··· MATERIAL FOR THIS TASK ···

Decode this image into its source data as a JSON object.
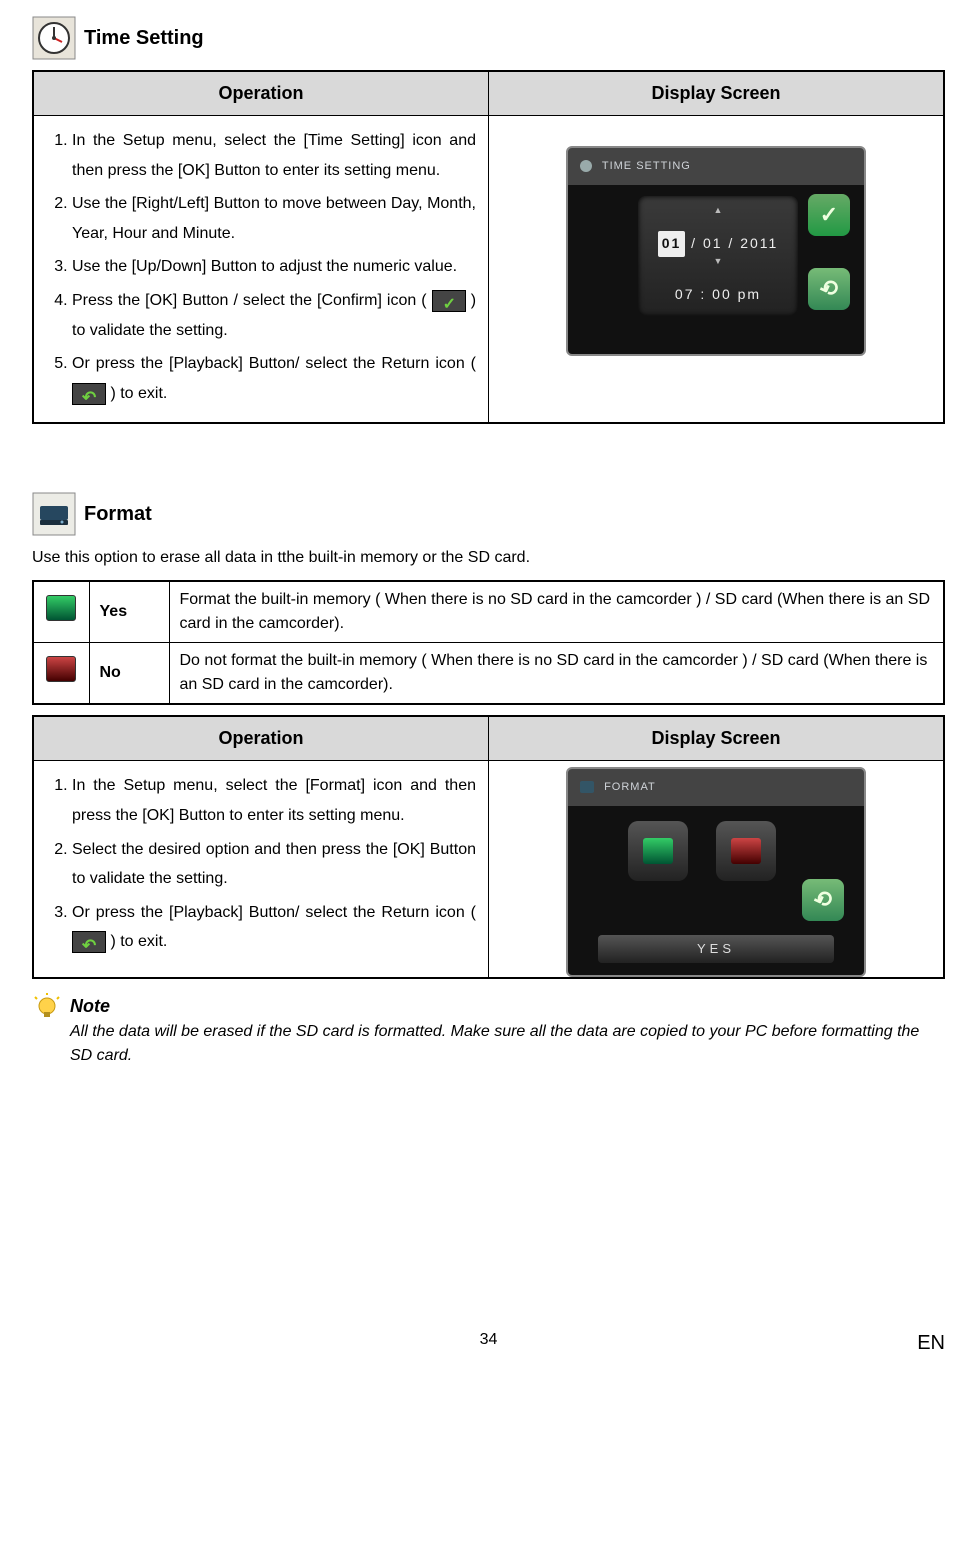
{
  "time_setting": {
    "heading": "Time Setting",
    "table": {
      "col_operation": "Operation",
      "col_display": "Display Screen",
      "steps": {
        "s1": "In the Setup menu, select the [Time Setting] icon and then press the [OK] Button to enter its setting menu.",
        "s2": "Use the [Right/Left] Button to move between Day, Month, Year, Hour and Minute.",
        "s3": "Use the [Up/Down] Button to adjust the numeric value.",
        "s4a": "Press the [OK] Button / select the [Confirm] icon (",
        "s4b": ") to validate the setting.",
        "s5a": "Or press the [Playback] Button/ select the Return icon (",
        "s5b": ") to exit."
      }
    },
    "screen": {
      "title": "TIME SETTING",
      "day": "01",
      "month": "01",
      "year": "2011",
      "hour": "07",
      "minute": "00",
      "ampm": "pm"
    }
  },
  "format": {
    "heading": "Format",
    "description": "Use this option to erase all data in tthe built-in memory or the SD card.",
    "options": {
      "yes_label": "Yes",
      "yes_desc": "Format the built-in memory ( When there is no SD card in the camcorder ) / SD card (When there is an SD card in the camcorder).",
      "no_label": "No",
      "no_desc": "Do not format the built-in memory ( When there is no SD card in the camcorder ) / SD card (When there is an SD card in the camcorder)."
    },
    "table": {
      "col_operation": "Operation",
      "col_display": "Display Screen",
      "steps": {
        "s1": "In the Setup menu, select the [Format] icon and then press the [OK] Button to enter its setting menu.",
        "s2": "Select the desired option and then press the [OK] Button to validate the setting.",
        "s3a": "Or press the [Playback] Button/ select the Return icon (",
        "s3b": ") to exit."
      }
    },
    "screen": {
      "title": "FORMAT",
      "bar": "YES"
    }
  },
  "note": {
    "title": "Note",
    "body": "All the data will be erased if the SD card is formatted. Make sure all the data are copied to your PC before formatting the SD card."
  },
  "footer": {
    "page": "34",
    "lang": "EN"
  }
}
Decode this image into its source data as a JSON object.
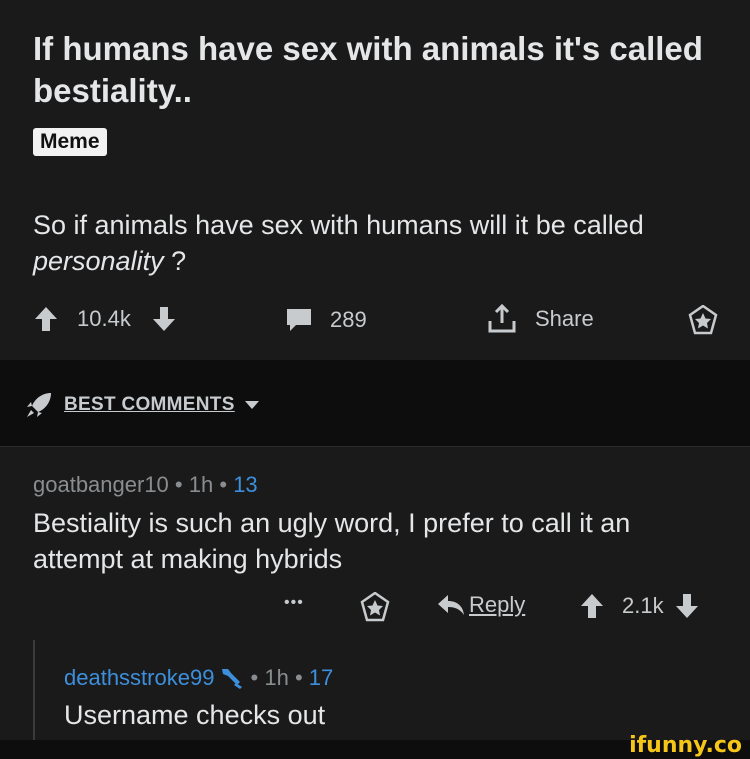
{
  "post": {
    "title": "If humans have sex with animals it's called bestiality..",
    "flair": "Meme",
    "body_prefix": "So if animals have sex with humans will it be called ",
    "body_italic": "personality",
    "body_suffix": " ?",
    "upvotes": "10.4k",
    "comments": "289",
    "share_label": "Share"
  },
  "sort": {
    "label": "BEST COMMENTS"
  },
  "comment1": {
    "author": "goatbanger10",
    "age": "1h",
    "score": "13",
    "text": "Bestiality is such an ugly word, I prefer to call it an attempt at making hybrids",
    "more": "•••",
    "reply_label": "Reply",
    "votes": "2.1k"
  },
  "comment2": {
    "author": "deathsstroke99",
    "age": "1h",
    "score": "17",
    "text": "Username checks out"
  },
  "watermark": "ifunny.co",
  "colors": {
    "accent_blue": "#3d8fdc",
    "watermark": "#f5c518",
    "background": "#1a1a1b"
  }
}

···

◆ EXERCISE AIM
Count the lines in the records above that contain the word "called", and reply with only that number.

◆ ANSWER FOR THIS EXERCISE
2